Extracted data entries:
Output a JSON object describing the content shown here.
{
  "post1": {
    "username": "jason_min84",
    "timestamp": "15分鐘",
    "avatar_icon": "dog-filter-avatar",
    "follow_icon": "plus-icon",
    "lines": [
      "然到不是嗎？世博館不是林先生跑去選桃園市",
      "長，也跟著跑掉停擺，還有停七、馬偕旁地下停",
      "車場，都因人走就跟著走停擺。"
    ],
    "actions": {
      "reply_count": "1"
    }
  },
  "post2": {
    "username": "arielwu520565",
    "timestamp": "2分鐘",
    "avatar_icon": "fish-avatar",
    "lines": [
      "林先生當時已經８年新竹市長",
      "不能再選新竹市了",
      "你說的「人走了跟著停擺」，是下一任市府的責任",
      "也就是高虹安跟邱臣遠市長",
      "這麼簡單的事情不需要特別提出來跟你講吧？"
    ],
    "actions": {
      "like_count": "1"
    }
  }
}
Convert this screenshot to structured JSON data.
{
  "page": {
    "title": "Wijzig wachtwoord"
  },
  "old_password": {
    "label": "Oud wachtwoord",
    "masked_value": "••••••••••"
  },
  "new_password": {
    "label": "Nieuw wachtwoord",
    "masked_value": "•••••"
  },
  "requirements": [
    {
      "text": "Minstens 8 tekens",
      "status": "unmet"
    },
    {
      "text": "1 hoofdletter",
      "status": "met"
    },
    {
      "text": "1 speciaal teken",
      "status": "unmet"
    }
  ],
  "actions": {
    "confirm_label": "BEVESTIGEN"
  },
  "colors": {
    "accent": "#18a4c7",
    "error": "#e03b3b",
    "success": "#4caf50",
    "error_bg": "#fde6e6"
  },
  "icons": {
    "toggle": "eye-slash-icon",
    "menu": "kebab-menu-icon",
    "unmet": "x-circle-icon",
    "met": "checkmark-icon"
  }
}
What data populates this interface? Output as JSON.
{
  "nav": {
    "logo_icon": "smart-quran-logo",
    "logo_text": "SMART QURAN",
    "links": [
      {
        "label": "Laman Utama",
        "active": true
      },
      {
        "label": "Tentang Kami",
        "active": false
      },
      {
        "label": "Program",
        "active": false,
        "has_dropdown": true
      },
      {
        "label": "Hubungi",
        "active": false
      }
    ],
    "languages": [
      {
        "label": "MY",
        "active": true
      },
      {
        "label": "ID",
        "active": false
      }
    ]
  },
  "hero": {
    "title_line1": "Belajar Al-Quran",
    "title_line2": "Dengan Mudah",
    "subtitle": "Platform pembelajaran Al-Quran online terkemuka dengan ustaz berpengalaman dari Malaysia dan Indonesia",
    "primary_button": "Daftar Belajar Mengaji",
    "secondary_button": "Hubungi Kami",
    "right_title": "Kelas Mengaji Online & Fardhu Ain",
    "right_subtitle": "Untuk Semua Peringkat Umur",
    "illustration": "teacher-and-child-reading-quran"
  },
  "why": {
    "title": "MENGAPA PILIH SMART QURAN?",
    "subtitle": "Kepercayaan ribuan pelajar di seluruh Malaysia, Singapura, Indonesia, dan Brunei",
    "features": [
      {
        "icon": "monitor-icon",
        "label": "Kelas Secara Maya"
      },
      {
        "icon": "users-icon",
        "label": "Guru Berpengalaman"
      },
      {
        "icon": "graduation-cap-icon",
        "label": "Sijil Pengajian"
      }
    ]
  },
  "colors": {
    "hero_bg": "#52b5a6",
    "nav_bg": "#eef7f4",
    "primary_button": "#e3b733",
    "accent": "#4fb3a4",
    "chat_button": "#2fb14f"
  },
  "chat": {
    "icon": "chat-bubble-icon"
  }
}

* **Brief**:
Gather from the data above every line with the string "Kami".

* **Output for this task**:
        "label": "Tentang Kami",
    "secondary_button": "Hubungi Kami",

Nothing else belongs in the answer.